• **TASK PROMPT**: Copy every record exactly, and keep the pictures out.
--- Begin EXERCISE MATERIALS ---
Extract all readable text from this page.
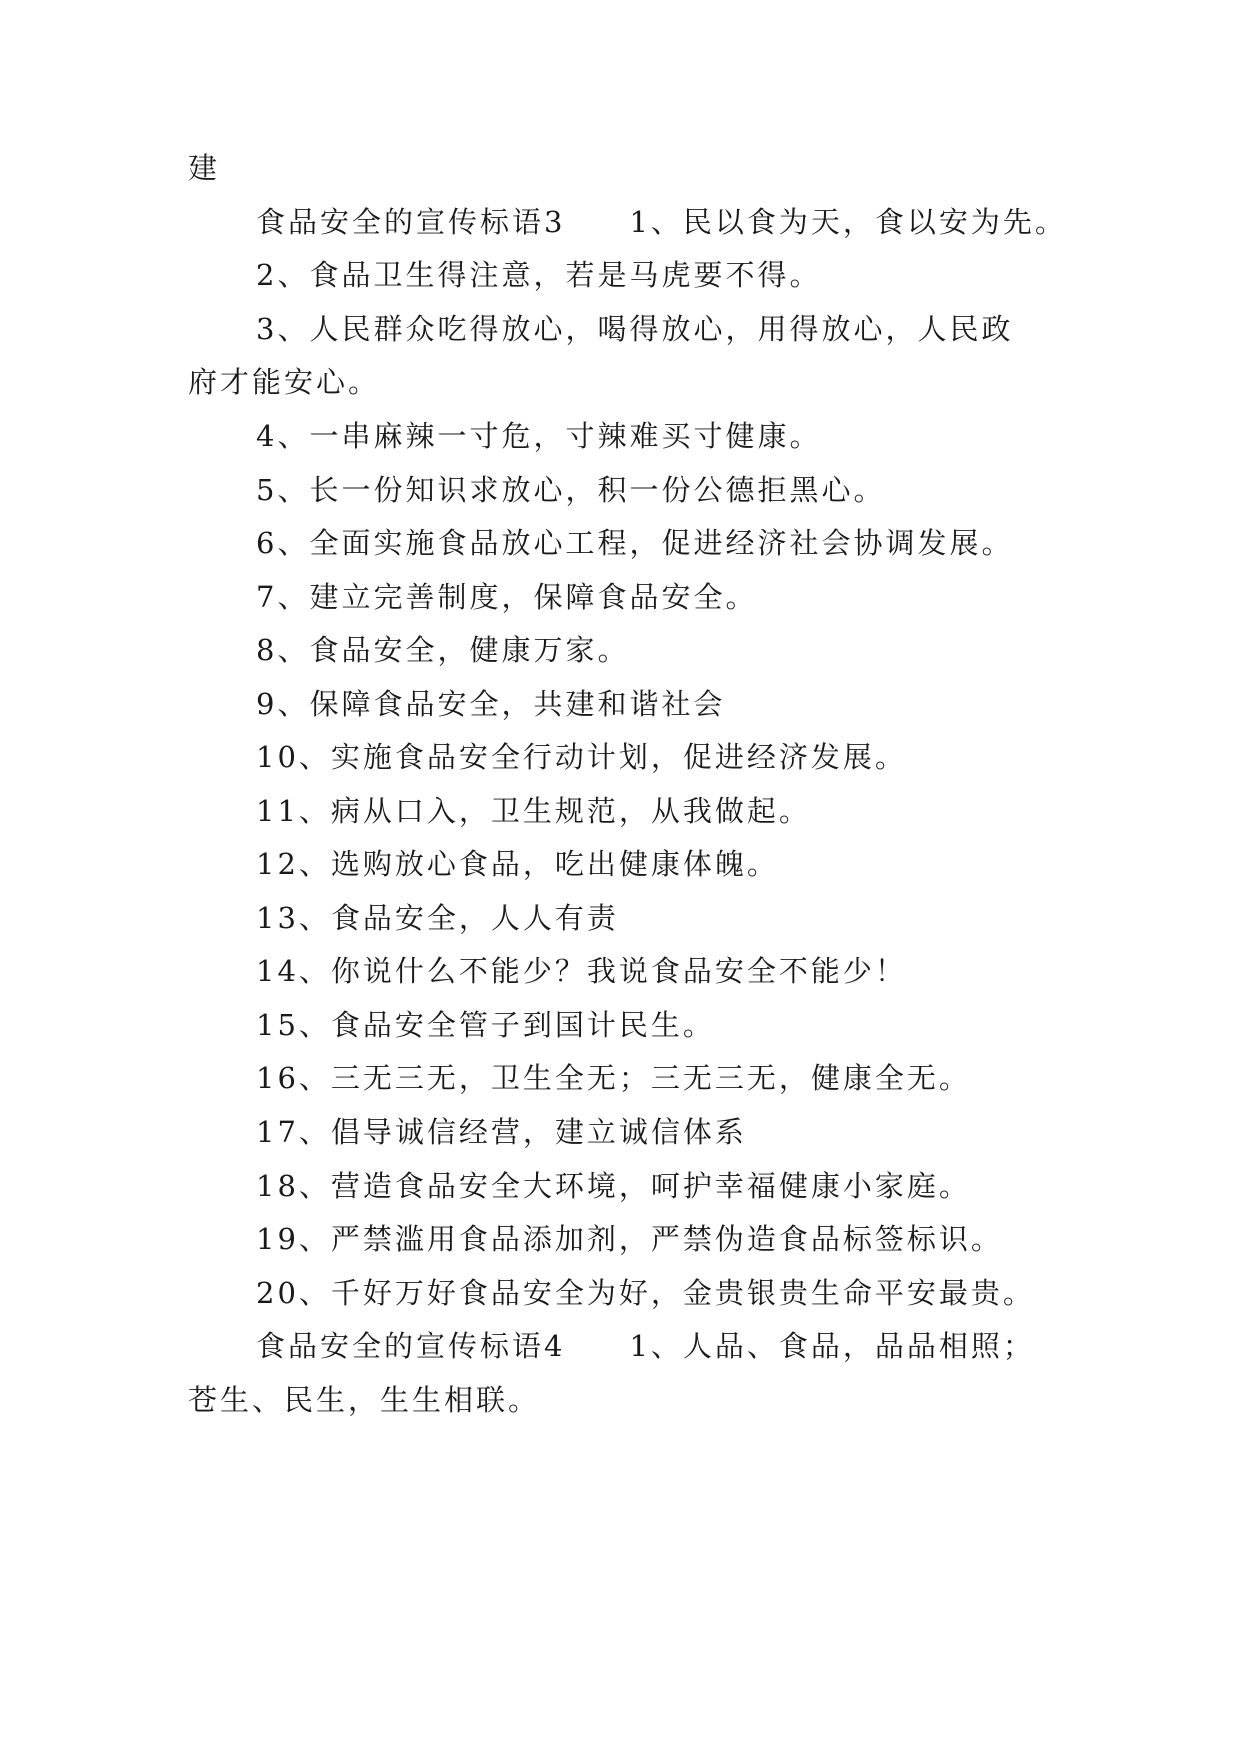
建
食品安全的宣传标语3　　1、民以食为天，食以安为先。
2、食品卫生得注意，若是马虎要不得。
3、人民群众吃得放心，喝得放心，用得放心，人民政
府才能安心。
4、一串麻辣一寸危，寸辣难买寸健康。
5、长一份知识求放心，积一份公德拒黑心。
6、全面实施食品放心工程，促进经济社会协调发展。
7、建立完善制度，保障食品安全。
8、食品安全，健康万家。
9、保障食品安全，共建和谐社会
10、实施食品安全行动计划，促进经济发展。
11、病从口入，卫生规范，从我做起。
12、选购放心食品，吃出健康体魄。
13、食品安全，人人有责
14、你说什么不能少？我说食品安全不能少！
15、食品安全管子到国计民生。
16、三无三无，卫生全无；三无三无，健康全无。
17、倡导诚信经营，建立诚信体系
18、营造食品安全大环境，呵护幸福健康小家庭。
19、严禁滥用食品添加剂，严禁伪造食品标签标识。
20、千好万好食品安全为好，金贵银贵生命平安最贵。
食品安全的宣传标语4　　1、人品、食品，品品相照；
苍生、民生，生生相联。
--- End EXERCISE MATERIALS ---
• **RESULT**:
Extract all readable text from this page.
建
食品安全的宣传标语3　　1、民以食为天，食以安为先。
2、食品卫生得注意，若是马虎要不得。
3、人民群众吃得放心，喝得放心，用得放心，人民政
府才能安心。
4、一串麻辣一寸危，寸辣难买寸健康。
5、长一份知识求放心，积一份公德拒黑心。
6、全面实施食品放心工程，促进经济社会协调发展。
7、建立完善制度，保障食品安全。
8、食品安全，健康万家。
9、保障食品安全，共建和谐社会
10、实施食品安全行动计划，促进经济发展。
11、病从口入，卫生规范，从我做起。
12、选购放心食品，吃出健康体魄。
13、食品安全，人人有责
14、你说什么不能少？我说食品安全不能少！
15、食品安全管子到国计民生。
16、三无三无，卫生全无；三无三无，健康全无。
17、倡导诚信经营，建立诚信体系
18、营造食品安全大环境，呵护幸福健康小家庭。
19、严禁滥用食品添加剂，严禁伪造食品标签标识。
20、千好万好食品安全为好，金贵银贵生命平安最贵。
食品安全的宣传标语4　　1、人品、食品，品品相照；
苍生、民生，生生相联。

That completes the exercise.